DATA TO PROCESS:
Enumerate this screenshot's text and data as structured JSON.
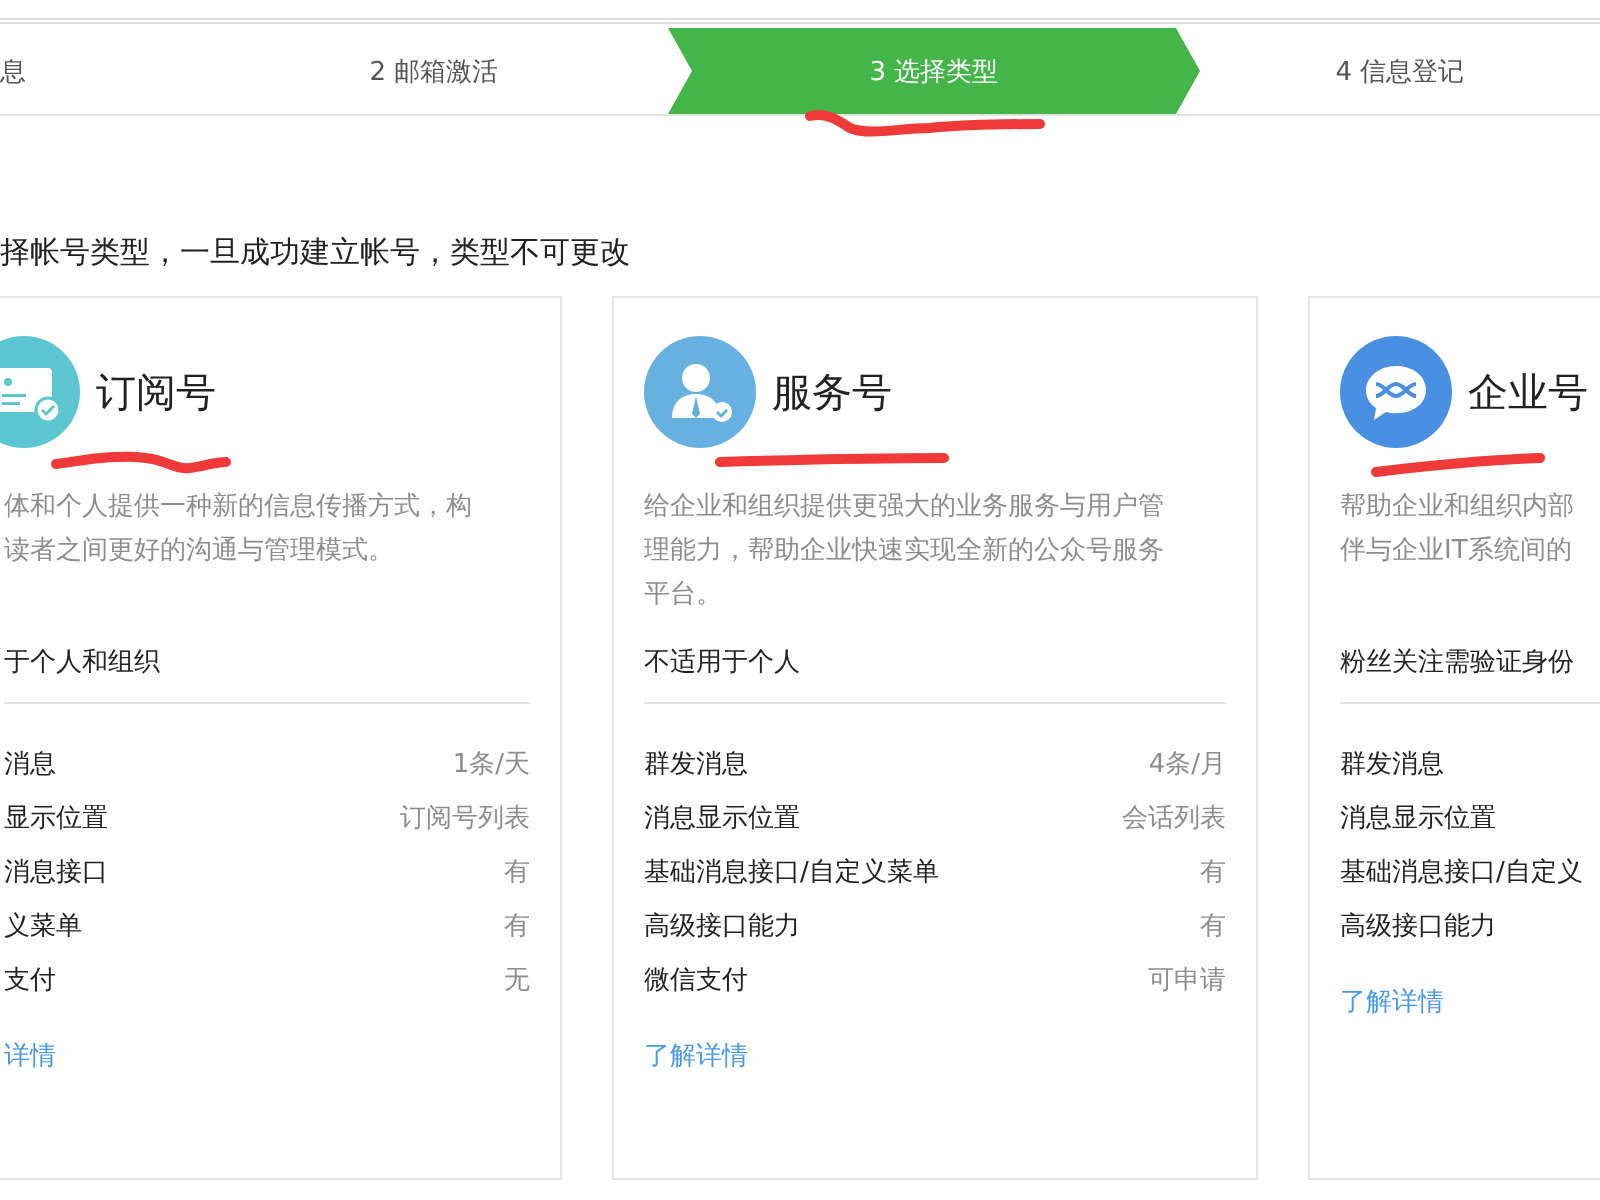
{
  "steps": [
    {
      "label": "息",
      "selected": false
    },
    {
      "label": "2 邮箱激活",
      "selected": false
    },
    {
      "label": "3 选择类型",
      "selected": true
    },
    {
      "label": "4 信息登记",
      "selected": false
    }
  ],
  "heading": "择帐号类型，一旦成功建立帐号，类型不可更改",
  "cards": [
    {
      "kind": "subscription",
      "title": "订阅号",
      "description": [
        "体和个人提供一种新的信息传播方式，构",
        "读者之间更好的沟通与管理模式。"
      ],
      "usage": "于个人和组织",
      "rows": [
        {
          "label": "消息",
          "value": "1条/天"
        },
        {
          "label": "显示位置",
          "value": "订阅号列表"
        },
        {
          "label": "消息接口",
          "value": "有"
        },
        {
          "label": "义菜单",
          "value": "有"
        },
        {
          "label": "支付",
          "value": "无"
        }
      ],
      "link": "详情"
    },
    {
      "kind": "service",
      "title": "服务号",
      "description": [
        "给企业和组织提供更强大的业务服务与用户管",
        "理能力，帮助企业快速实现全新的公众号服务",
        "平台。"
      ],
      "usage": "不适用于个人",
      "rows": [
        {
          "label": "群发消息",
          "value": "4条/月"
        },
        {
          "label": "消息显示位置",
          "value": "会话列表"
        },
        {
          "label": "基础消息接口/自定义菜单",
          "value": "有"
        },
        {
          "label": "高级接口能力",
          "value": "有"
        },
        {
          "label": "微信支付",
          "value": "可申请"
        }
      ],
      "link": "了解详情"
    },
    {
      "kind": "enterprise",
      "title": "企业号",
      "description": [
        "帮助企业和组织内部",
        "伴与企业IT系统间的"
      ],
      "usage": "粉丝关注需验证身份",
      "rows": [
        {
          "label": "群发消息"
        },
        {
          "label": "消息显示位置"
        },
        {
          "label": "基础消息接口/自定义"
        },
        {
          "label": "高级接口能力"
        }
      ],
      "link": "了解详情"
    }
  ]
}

YOUR GOAL:
In the entries above, identify every line with the string "usage".

RESPONSE TO THE TASK:
      "usage": "于个人和组织",
      "usage": "不适用于个人",
      "usage": "粉丝关注需验证身份",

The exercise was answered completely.